In full and without alteration, repeat the material.

***

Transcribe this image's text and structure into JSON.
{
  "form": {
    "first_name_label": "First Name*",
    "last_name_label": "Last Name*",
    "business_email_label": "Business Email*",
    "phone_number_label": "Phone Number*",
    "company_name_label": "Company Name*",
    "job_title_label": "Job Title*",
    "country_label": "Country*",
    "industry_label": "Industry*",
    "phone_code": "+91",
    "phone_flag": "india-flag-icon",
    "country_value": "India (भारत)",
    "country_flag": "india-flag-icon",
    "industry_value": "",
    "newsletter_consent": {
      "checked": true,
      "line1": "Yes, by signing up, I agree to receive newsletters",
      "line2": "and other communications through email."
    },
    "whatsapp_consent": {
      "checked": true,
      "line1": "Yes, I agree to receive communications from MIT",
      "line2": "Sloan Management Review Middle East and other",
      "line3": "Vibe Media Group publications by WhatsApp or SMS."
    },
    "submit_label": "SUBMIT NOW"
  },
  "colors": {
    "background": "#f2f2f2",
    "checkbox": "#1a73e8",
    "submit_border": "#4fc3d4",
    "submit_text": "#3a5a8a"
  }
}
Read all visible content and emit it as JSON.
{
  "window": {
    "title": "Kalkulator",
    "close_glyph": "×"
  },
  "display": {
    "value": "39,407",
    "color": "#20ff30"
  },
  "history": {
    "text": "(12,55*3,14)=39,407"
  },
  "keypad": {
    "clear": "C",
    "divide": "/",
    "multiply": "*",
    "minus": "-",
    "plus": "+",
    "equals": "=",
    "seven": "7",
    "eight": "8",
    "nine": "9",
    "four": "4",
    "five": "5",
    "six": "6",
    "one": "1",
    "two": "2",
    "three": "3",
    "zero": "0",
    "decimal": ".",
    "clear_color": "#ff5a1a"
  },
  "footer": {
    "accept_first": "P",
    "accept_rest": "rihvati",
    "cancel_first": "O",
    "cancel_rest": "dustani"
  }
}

***

* WRITTEN RESPONSE:
Transcribe this image's text and structure into JSON.
{
  "form": {
    "first_name_label": "First Name*",
    "last_name_label": "Last Name*",
    "business_email_label": "Business Email*",
    "phone_number_label": "Phone Number*",
    "company_name_label": "Company Name*",
    "job_title_label": "Job Title*",
    "country_label": "Country*",
    "industry_label": "Industry*",
    "phone_code": "+91",
    "phone_flag": "india-flag-icon",
    "country_value": "India (भारत)",
    "country_flag": "india-flag-icon",
    "industry_value": "",
    "newsletter_consent": {
      "checked": true,
      "line1": "Yes, by signing up, I agree to receive newsletters",
      "line2": "and other communications through email."
    },
    "whatsapp_consent": {
      "checked": true,
      "line1": "Yes, I agree to receive communications from MIT",
      "line2": "Sloan Management Review Middle East and other",
      "line3": "Vibe Media Group publications by WhatsApp or SMS."
    },
    "submit_label": "SUBMIT NOW"
  },
  "colors": {
    "background": "#f2f2f2",
    "checkbox": "#1a73e8",
    "submit_border": "#4fc3d4",
    "submit_text": "#3a5a8a"
  }
}
Read all visible content and emit it as JSON.
{
  "window": {
    "title": "Kalkulator",
    "close_glyph": "×"
  },
  "display": {
    "value": "39,407",
    "color": "#20ff30"
  },
  "history": {
    "text": "(12,55*3,14)=39,407"
  },
  "keypad": {
    "clear": "C",
    "divide": "/",
    "multiply": "*",
    "minus": "-",
    "plus": "+",
    "equals": "=",
    "seven": "7",
    "eight": "8",
    "nine": "9",
    "four": "4",
    "five": "5",
    "six": "6",
    "one": "1",
    "two": "2",
    "three": "3",
    "zero": "0",
    "decimal": ".",
    "clear_color": "#ff5a1a"
  },
  "footer": {
    "accept_first": "P",
    "accept_rest": "rihvati",
    "cancel_first": "O",
    "cancel_rest": "dustani"
  }
}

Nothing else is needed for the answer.